**What the task asks:** Find each line in the records below that contains the string "handle", and copy those lines in full.

**Data rows:**
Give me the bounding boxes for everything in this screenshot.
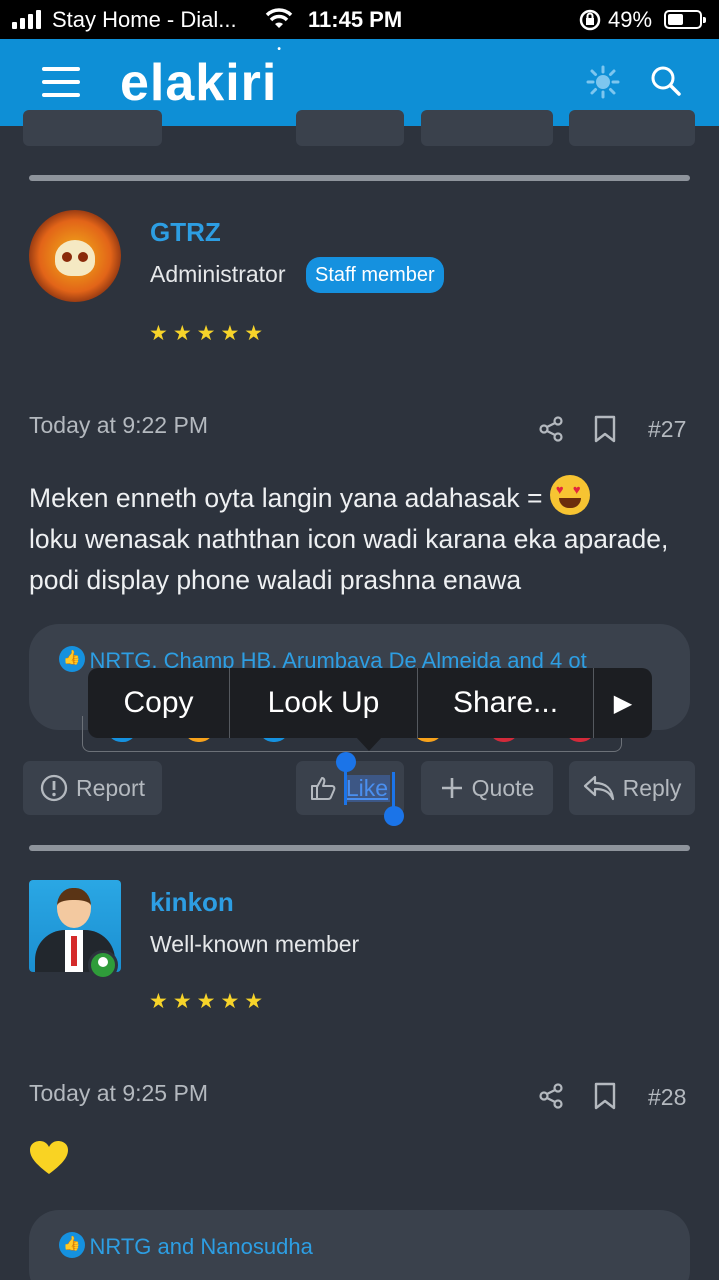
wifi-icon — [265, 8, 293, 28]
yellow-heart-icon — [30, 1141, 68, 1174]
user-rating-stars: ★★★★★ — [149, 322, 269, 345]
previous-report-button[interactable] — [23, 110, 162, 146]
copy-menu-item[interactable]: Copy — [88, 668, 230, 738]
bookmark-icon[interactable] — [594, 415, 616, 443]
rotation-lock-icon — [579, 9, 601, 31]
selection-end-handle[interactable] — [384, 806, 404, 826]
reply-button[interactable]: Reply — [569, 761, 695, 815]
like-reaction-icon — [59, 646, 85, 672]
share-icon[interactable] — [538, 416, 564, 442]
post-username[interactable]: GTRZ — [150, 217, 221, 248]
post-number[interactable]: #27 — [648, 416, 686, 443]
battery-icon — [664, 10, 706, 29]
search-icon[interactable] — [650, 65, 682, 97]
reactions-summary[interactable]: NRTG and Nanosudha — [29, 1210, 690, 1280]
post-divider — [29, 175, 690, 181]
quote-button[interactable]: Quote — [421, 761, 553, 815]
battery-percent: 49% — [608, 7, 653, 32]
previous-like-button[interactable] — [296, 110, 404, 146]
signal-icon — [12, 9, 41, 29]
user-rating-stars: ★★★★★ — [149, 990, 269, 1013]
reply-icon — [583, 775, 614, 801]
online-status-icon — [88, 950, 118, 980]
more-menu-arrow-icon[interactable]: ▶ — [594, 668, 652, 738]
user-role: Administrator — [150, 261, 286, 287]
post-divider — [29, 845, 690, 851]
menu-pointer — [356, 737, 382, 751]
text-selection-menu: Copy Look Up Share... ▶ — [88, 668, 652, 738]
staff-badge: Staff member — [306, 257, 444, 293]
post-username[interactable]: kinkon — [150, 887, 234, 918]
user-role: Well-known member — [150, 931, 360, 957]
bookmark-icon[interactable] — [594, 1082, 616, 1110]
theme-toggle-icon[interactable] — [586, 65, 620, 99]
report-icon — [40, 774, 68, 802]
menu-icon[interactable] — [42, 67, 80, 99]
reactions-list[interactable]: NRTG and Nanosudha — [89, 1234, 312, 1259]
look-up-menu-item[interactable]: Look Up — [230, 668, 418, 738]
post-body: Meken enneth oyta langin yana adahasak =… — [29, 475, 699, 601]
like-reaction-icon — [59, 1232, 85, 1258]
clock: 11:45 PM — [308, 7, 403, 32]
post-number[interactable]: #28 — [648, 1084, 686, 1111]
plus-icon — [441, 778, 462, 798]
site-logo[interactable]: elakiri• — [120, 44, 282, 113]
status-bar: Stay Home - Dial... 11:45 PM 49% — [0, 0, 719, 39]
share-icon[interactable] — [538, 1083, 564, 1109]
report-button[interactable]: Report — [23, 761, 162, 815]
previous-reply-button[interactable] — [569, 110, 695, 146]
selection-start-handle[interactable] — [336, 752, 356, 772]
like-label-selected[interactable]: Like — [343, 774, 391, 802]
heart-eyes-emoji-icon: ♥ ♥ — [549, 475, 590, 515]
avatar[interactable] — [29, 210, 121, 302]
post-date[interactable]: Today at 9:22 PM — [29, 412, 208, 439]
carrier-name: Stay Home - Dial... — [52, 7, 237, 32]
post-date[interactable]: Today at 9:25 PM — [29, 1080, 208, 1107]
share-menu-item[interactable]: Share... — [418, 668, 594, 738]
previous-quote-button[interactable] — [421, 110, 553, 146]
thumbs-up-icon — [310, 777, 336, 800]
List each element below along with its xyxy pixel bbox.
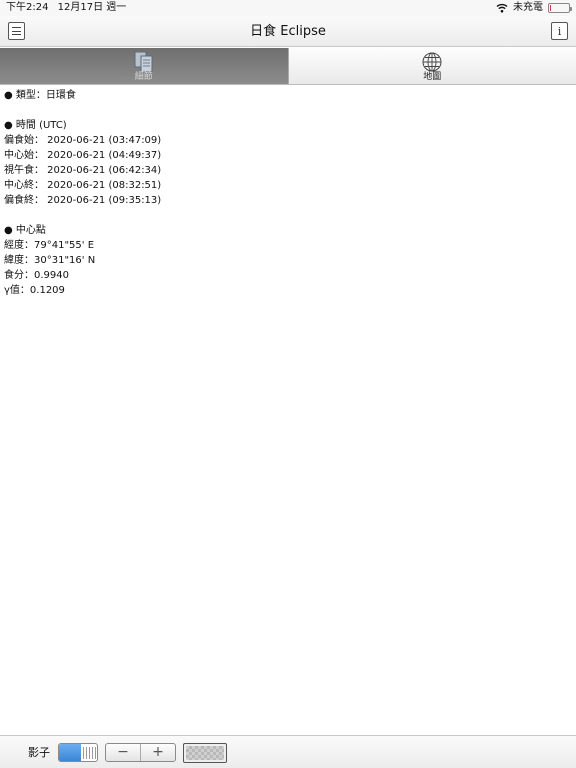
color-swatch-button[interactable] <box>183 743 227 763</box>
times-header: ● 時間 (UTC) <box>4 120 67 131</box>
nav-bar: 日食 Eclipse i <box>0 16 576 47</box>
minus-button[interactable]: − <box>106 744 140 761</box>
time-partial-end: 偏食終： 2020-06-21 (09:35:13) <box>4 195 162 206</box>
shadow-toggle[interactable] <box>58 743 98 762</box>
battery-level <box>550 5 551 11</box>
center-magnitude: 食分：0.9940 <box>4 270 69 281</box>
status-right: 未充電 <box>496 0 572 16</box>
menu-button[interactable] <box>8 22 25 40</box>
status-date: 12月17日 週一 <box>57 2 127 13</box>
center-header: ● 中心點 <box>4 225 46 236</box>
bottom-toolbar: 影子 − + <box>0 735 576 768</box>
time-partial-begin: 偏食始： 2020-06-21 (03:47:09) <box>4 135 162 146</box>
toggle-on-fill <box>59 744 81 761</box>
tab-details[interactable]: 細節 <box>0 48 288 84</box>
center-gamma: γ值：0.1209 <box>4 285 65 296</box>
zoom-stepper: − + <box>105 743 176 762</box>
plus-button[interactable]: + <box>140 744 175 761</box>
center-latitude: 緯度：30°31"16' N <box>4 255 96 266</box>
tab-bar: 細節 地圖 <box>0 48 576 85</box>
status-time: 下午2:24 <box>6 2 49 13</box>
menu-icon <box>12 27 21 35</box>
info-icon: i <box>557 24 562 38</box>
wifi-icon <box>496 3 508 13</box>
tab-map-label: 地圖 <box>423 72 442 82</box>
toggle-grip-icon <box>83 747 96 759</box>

**Correct response:**
selection-end-handle[interactable] — [384, 806, 404, 826]
selection-start-handle[interactable] — [336, 752, 356, 772]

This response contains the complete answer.